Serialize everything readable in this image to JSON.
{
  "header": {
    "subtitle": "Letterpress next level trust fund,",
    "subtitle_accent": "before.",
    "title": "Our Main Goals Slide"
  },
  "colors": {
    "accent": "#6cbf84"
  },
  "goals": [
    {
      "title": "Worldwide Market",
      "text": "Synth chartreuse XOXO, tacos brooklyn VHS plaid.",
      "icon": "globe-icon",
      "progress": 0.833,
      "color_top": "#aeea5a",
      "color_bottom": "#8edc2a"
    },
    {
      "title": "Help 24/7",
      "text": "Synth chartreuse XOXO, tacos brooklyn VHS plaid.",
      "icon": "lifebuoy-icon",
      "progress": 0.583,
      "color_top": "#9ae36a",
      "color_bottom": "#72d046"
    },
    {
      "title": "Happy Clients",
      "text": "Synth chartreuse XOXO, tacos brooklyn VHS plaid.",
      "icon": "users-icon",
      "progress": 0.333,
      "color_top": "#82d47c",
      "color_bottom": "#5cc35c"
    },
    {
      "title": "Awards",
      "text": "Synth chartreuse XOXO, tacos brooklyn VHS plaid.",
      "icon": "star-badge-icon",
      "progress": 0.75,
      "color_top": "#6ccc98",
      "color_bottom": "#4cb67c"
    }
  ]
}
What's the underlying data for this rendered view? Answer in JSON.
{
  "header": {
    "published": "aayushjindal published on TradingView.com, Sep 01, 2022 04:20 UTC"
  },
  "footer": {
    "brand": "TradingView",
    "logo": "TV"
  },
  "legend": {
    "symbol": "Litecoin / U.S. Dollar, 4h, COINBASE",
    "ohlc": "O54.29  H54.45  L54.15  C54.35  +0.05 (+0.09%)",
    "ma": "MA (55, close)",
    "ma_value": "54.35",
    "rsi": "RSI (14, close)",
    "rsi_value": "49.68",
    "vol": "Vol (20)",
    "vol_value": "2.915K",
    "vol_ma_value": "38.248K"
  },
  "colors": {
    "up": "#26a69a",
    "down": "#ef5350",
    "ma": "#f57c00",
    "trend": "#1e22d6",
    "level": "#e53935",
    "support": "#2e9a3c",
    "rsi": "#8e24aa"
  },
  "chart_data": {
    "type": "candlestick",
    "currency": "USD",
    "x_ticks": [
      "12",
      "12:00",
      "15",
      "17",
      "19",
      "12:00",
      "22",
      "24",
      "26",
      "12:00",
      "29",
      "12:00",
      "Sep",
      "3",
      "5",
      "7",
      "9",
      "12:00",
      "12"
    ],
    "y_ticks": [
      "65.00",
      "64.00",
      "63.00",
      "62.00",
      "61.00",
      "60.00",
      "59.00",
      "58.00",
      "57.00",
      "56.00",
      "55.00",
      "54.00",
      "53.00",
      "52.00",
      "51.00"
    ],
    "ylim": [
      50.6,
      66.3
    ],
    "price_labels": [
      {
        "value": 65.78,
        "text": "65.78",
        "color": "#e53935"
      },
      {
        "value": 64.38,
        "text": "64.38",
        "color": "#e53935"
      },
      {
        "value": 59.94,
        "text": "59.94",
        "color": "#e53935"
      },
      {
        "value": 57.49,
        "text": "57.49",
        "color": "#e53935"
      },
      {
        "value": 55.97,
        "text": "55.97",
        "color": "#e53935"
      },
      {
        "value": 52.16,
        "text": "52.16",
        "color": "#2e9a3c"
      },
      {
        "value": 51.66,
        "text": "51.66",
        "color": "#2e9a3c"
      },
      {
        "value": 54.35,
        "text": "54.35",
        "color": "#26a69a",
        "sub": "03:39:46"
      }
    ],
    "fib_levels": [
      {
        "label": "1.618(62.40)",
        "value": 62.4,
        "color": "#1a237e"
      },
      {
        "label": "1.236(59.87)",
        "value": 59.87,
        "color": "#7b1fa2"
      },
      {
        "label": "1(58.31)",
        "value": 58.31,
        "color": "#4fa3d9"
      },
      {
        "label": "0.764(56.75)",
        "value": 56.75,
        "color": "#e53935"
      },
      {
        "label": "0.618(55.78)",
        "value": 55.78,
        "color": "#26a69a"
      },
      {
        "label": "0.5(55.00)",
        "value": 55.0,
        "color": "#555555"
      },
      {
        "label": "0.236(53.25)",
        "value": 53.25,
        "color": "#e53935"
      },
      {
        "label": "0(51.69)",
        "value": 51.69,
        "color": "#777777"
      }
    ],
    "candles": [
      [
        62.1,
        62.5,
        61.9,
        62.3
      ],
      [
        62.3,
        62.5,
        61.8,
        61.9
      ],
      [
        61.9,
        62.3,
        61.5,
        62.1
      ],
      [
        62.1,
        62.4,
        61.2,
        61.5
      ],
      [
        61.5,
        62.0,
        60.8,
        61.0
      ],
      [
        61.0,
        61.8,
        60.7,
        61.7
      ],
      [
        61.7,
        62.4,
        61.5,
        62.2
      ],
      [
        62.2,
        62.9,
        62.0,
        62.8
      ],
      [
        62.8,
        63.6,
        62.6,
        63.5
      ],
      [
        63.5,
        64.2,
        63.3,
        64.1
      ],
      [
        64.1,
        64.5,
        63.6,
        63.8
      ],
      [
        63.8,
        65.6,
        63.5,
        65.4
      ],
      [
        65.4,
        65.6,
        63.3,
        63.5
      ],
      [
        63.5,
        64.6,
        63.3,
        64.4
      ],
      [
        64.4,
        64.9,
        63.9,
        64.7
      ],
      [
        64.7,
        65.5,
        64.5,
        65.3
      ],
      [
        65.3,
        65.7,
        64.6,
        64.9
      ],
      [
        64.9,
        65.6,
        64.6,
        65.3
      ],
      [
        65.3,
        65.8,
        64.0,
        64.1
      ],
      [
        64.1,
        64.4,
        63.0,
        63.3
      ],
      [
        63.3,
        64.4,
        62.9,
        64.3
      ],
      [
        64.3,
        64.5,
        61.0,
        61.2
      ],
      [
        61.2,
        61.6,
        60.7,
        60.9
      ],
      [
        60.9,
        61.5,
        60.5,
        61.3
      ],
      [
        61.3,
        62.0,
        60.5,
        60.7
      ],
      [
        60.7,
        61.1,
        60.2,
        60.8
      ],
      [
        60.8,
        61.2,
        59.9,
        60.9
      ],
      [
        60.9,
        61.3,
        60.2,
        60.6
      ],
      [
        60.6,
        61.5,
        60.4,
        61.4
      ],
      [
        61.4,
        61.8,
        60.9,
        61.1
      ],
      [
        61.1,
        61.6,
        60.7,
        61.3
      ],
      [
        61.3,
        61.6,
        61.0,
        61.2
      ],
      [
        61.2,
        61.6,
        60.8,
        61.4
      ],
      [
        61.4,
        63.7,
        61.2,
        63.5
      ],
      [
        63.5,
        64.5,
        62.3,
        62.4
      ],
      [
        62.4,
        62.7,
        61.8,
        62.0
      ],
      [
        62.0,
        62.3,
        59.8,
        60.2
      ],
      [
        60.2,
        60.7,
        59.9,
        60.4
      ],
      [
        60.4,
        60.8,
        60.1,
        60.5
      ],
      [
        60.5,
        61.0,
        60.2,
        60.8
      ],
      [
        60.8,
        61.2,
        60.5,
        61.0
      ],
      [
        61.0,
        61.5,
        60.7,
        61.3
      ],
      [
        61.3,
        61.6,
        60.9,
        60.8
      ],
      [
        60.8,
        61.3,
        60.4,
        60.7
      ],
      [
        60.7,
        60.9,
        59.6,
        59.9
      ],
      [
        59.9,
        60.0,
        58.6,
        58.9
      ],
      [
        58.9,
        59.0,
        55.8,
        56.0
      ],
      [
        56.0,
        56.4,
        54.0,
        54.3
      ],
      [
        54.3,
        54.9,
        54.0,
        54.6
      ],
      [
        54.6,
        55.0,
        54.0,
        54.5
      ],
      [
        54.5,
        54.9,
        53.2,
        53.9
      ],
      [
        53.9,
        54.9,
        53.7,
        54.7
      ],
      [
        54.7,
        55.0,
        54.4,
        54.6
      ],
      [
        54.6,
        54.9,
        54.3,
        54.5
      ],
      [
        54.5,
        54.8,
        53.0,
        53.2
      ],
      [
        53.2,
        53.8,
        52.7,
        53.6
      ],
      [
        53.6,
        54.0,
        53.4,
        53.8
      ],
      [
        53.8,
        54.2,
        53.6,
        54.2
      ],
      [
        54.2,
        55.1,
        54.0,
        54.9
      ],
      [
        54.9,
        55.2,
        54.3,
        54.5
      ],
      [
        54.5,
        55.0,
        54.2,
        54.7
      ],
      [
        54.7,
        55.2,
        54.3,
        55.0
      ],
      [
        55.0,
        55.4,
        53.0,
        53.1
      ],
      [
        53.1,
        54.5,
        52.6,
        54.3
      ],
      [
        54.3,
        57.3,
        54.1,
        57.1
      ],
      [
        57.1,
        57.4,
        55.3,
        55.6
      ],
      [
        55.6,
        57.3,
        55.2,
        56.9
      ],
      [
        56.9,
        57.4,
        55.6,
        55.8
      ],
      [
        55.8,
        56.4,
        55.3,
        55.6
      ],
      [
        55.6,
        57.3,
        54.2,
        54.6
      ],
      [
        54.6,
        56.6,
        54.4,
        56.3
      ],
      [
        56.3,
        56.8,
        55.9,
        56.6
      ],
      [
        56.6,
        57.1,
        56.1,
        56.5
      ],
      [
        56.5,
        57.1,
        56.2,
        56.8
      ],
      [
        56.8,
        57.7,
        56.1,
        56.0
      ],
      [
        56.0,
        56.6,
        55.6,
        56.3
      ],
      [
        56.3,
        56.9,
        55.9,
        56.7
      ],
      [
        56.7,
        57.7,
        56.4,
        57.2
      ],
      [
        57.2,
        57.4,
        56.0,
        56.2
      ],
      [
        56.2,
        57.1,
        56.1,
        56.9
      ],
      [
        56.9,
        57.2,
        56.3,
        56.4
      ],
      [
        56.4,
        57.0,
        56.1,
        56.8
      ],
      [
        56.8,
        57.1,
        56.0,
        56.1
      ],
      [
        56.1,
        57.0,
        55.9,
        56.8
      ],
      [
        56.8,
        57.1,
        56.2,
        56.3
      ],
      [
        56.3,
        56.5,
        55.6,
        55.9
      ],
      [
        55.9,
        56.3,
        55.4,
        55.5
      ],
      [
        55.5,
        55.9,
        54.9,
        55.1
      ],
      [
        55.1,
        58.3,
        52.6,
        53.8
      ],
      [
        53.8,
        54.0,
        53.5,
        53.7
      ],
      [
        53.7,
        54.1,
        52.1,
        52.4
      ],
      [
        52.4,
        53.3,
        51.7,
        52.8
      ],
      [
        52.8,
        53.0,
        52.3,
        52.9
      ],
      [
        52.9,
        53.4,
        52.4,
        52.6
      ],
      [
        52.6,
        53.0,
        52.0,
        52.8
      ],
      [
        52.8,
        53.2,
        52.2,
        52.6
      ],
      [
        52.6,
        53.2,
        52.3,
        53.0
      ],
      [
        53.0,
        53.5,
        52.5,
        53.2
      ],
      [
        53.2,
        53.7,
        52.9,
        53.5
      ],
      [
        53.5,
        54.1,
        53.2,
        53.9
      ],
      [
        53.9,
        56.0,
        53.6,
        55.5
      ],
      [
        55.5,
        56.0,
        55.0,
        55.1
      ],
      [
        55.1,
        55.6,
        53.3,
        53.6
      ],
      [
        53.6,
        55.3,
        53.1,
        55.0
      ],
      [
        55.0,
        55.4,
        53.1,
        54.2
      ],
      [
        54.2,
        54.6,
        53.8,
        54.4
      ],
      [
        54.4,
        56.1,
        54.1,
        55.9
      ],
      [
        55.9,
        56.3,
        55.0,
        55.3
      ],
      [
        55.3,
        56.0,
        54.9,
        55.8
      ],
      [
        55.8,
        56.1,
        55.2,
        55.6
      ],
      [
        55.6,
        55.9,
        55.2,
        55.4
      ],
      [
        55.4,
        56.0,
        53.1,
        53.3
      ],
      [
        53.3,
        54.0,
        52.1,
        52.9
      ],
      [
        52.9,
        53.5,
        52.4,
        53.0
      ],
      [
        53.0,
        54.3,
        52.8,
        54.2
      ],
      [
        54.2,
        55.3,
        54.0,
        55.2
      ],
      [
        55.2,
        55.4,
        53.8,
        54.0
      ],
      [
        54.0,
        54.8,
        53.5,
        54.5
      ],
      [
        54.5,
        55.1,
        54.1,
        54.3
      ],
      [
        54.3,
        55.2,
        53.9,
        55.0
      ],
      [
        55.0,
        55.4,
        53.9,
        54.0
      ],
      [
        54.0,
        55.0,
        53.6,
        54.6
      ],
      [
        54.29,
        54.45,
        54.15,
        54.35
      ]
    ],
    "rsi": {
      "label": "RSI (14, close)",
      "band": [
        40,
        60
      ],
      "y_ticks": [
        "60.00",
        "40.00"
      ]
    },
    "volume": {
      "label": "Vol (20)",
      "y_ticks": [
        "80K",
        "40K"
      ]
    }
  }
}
^^^^
Do this
Isolate each line of the listing above that includes "progress". Copy it.

The solution
      "progress": 0.833,
      "progress": 0.583,
      "progress": 0.333,
      "progress": 0.75,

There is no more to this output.